■ What is required: Report the count of lines below that include "jestr", without any other text.
------------------------------------------------------------
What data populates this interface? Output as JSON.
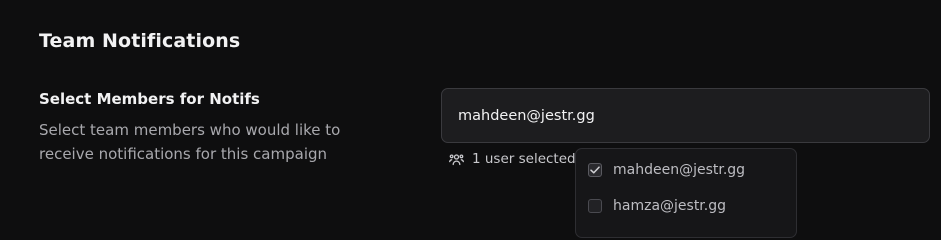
{
  "section": {
    "title": "Team Notifications"
  },
  "field": {
    "label": "Select Members for Notifs",
    "description": "Select team members who would like to receive notifications for this campaign"
  },
  "select": {
    "value": "mahdeen@jestr.gg"
  },
  "selection_summary": {
    "icon": "users-icon",
    "text": "1 user selected"
  },
  "dropdown": {
    "options": [
      {
        "label": "mahdeen@jestr.gg",
        "checked": true
      },
      {
        "label": "hamza@jestr.gg",
        "checked": false
      }
    ]
  }
}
------------------------------------------------------------
■ Completed exercise: 3